WRITTEN REQUEST. Below, copy the records verbatim, starting at the line that contains "Itemize the components" and ending at the line that contains "section-heading: Analyse it.". Leave any pictures out of your copy.

GIVEN INFORMATION.

◆ ◆ ◆ ◆ ◆

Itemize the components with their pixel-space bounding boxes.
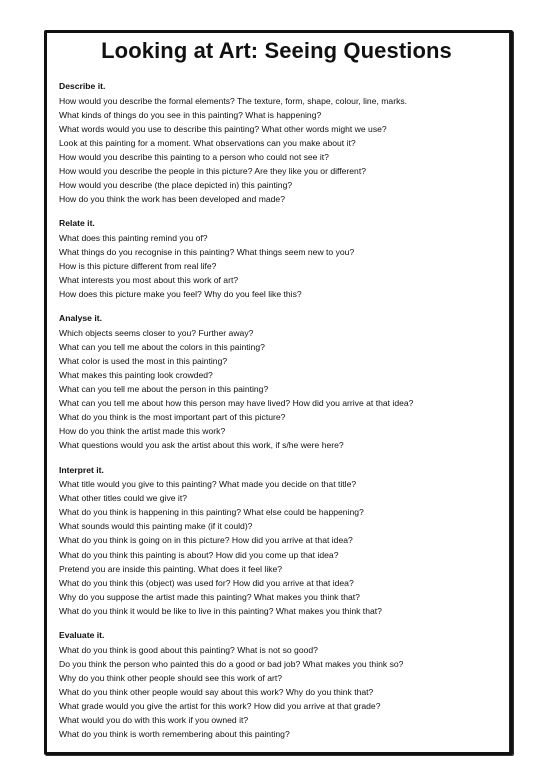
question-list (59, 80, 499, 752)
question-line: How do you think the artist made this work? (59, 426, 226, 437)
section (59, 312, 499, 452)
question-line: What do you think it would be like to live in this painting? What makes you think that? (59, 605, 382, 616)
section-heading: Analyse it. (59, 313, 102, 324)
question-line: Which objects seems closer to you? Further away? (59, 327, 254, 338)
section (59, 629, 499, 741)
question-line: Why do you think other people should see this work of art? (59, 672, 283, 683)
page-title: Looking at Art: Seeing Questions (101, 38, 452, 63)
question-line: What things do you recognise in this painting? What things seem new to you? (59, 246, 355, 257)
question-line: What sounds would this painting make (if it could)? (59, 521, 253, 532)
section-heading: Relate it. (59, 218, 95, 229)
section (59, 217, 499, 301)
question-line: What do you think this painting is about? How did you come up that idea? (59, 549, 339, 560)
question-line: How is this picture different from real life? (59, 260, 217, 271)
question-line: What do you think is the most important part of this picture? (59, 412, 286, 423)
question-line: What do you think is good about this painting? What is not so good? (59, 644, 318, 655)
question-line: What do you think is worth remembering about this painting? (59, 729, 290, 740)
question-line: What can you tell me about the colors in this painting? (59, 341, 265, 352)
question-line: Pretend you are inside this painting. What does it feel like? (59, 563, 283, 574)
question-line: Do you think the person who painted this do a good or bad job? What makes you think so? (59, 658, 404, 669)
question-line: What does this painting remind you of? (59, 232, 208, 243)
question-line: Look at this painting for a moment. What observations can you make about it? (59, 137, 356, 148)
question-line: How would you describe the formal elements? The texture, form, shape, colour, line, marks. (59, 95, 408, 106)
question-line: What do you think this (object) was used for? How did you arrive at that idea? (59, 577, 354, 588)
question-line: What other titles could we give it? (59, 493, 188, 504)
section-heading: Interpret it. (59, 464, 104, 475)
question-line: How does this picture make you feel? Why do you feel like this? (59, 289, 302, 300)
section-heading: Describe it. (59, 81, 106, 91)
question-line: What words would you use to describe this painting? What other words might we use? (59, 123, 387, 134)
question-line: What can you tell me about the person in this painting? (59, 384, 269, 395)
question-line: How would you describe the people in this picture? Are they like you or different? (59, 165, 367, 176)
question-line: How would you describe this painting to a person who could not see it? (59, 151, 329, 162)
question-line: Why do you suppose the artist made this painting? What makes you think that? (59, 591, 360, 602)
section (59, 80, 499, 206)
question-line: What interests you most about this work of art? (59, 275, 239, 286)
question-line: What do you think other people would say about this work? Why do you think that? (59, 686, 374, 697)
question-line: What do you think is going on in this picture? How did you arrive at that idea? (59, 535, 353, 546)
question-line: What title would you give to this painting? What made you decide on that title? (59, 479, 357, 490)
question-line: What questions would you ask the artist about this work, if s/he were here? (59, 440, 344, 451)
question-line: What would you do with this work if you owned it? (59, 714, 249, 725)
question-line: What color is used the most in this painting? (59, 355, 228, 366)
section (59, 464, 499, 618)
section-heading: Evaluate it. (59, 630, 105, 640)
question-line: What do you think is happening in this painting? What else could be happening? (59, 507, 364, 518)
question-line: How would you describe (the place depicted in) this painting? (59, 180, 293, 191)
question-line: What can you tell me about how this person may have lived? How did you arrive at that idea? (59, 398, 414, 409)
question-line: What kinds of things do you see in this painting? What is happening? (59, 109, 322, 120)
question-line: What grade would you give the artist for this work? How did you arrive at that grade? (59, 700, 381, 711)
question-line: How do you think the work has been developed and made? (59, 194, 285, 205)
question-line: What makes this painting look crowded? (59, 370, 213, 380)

◆ ◆ ◆ ◆ ◆

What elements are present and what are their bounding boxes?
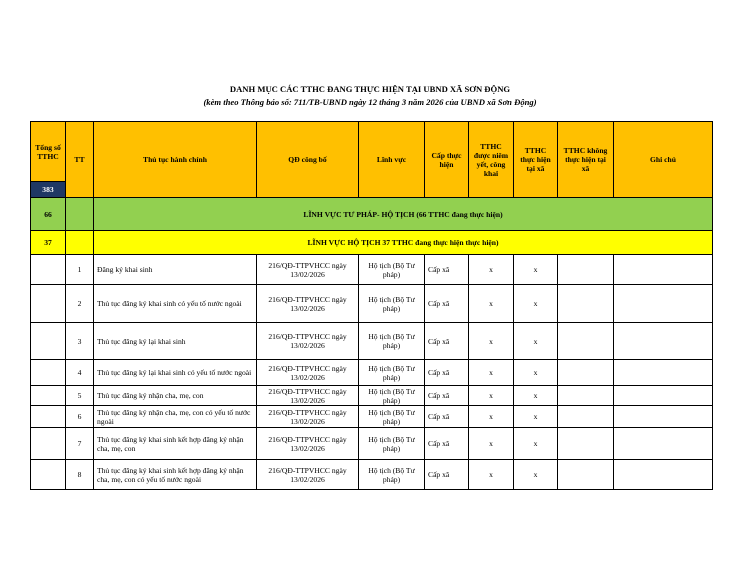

◆ ◆ ◆ ◆ ◆

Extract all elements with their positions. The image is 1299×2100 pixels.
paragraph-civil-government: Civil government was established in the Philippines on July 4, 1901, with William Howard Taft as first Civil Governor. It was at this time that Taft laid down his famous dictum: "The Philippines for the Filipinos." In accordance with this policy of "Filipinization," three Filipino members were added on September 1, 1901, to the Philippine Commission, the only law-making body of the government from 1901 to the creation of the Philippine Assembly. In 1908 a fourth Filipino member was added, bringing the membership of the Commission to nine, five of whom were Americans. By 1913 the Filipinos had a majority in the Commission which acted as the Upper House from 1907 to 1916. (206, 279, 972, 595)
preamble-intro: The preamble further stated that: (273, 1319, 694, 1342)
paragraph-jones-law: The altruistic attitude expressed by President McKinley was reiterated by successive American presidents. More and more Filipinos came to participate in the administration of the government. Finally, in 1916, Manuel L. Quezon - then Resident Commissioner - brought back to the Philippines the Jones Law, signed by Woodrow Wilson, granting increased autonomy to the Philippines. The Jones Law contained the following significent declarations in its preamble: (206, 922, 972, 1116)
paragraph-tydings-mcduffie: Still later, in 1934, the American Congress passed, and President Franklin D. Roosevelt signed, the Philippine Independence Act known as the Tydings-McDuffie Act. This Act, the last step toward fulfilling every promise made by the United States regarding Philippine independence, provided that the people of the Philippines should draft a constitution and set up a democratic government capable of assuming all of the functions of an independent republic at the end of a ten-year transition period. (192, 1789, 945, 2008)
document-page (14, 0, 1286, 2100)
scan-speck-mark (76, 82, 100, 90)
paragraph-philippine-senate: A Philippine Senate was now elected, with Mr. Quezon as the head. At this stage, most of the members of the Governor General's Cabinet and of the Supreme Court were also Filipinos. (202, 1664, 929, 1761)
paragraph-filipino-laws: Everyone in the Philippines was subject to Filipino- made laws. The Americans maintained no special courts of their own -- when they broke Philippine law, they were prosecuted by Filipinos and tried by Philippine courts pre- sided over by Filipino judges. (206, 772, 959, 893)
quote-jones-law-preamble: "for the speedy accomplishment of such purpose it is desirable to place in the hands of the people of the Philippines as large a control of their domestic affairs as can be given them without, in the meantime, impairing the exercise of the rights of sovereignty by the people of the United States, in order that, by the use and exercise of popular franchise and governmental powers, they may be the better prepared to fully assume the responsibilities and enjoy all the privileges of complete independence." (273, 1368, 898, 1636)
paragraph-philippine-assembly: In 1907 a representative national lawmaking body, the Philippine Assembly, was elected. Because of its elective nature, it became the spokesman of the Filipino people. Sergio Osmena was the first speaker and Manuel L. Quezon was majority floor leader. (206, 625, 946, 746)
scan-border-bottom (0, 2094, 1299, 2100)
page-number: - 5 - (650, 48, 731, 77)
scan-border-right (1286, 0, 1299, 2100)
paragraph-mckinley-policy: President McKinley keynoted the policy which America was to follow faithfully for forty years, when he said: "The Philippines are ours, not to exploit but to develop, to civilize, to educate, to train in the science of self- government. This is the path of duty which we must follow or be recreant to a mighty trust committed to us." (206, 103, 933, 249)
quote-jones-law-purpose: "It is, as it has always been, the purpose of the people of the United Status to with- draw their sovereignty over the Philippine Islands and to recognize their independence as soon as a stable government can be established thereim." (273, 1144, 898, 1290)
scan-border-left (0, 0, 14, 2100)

◆ ◆ ◆ ◆ ◆

THE OUTPUT.
Itemize the components with their pixel-space bounding boxes.
question-list (59, 80, 499, 752)
question-line: How do you think the artist made this work? (59, 426, 226, 437)
section (59, 312, 499, 452)
question-line: What do you think it would be like to live in this painting? What makes you think that? (59, 605, 382, 616)
section-heading: Analyse it. (59, 313, 102, 324)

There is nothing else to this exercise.